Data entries
——————————

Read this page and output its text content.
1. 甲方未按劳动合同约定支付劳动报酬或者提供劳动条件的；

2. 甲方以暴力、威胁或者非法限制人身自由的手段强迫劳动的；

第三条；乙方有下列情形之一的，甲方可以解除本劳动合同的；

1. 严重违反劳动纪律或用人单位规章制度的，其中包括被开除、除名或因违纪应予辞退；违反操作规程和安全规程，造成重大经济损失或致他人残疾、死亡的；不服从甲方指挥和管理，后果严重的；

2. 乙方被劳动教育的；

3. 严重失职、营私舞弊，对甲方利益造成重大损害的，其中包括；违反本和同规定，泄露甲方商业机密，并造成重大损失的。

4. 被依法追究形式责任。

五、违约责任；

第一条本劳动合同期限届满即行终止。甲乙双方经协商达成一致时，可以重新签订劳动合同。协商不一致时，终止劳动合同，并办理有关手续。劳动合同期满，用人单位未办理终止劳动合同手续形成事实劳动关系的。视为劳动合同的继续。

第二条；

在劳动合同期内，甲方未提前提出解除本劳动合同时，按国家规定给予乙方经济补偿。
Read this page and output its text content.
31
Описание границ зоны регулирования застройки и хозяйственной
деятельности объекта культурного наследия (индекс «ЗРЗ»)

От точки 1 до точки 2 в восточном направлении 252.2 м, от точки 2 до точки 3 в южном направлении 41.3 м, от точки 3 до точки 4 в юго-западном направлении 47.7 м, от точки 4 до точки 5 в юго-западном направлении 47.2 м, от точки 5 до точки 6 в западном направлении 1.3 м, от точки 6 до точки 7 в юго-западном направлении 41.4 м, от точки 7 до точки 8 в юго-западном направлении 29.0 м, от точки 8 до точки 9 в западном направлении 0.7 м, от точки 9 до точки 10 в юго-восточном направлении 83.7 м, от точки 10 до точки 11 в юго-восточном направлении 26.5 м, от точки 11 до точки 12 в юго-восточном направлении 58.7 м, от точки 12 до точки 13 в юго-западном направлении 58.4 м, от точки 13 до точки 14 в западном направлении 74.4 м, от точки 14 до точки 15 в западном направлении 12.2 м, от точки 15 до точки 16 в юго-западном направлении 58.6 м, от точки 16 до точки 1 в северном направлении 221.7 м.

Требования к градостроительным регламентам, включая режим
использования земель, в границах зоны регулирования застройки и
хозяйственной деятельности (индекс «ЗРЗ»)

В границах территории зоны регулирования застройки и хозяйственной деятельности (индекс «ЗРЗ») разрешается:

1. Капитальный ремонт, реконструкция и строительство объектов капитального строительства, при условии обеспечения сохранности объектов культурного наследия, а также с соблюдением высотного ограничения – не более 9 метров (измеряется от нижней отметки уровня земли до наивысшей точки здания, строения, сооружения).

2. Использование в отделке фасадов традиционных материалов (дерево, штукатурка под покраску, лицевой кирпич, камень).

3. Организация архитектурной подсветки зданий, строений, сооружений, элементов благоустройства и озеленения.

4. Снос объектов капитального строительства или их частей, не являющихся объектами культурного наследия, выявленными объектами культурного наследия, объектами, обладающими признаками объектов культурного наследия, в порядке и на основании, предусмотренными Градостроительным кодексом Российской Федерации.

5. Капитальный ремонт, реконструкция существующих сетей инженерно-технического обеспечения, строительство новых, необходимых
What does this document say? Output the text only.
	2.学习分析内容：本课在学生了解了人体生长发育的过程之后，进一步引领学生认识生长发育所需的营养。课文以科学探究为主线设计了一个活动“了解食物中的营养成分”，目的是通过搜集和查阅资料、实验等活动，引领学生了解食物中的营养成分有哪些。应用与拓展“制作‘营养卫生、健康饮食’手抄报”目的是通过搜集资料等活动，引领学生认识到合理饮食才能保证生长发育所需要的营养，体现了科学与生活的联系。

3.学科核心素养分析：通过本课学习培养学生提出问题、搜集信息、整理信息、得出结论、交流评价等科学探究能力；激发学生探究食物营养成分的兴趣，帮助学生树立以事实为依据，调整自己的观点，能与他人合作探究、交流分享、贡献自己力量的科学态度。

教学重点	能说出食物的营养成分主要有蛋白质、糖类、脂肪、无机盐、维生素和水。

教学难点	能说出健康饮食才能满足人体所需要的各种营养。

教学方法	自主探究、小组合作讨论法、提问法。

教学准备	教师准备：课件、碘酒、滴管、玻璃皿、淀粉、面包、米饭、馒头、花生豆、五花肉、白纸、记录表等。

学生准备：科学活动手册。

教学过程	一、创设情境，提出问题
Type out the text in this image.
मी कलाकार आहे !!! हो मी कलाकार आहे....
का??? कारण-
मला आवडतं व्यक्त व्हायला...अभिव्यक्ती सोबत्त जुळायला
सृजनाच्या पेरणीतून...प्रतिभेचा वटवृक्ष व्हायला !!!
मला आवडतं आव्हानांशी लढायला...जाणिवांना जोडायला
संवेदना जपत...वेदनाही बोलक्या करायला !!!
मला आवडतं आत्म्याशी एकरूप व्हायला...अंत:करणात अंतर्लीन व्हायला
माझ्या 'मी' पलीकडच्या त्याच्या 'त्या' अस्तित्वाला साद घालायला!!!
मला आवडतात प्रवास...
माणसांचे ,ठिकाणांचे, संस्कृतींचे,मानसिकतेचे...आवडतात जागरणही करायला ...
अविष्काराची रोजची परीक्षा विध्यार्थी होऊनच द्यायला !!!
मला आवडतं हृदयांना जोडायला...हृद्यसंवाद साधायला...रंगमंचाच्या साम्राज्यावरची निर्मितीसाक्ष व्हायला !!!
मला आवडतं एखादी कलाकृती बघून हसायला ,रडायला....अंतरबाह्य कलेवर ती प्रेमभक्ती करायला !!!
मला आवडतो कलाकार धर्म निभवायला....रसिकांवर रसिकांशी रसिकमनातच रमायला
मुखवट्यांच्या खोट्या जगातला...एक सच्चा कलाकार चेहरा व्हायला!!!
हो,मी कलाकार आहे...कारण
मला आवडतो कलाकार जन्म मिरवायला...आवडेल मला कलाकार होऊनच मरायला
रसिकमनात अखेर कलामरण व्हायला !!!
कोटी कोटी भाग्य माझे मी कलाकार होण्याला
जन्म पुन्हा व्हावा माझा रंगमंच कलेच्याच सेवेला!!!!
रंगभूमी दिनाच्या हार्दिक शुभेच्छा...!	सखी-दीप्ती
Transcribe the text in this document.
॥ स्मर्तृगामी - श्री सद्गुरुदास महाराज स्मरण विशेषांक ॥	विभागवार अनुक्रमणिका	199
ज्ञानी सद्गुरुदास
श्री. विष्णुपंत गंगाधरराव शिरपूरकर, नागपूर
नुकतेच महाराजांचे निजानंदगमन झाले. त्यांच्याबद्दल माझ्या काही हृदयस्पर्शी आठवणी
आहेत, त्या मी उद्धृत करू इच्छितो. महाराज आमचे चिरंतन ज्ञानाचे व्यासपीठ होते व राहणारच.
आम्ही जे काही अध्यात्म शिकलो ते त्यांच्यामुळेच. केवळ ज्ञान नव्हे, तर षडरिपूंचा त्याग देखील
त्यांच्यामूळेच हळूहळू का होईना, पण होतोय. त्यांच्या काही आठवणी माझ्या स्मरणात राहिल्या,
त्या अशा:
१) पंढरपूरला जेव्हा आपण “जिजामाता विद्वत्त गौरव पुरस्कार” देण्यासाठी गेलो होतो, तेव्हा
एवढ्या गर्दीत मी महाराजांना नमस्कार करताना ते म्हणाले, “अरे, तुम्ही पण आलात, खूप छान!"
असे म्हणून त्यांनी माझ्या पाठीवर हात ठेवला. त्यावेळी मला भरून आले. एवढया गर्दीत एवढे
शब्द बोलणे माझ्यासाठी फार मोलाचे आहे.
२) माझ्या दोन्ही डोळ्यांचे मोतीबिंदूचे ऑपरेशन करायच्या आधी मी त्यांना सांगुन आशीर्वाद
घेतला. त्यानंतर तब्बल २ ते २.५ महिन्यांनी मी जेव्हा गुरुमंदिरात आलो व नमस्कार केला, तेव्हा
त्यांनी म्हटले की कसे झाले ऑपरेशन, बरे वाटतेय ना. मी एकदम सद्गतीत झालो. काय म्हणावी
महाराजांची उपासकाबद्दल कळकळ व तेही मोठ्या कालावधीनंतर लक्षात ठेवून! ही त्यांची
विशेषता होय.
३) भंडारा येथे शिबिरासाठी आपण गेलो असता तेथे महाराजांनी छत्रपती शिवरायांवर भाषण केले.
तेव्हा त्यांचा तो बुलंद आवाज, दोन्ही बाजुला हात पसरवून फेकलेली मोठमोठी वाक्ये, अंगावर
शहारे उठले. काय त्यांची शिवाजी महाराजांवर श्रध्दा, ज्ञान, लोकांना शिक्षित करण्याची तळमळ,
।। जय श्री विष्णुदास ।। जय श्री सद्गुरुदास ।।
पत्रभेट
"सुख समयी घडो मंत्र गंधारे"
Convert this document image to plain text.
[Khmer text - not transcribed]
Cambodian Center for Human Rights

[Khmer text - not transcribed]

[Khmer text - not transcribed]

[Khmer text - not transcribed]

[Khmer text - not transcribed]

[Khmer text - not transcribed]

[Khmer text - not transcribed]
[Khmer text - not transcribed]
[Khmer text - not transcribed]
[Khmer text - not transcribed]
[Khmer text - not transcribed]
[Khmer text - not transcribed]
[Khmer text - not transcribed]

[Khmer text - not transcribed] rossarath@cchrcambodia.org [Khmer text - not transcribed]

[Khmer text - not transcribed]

——————————

Return, word for word, each line from the line that contains "Convert this document image to plain text." to the end of the listing above; include both end lines and nothing else.

Convert this document image to plain text.
[Khmer text - not transcribed]
Cambodian Center for Human Rights

[Khmer text - not transcribed]

[Khmer text - not transcribed]

[Khmer text - not transcribed]

[Khmer text - not transcribed]

[Khmer text - not transcribed]

[Khmer text - not transcribed]
[Khmer text - not transcribed]
[Khmer text - not transcribed]
[Khmer text - not transcribed]
[Khmer text - not transcribed]
[Khmer text - not transcribed]
[Khmer text - not transcribed]

[Khmer text - not transcribed] rossarath@cchrcambodia.org [Khmer text - not transcribed]

[Khmer text - not transcribed]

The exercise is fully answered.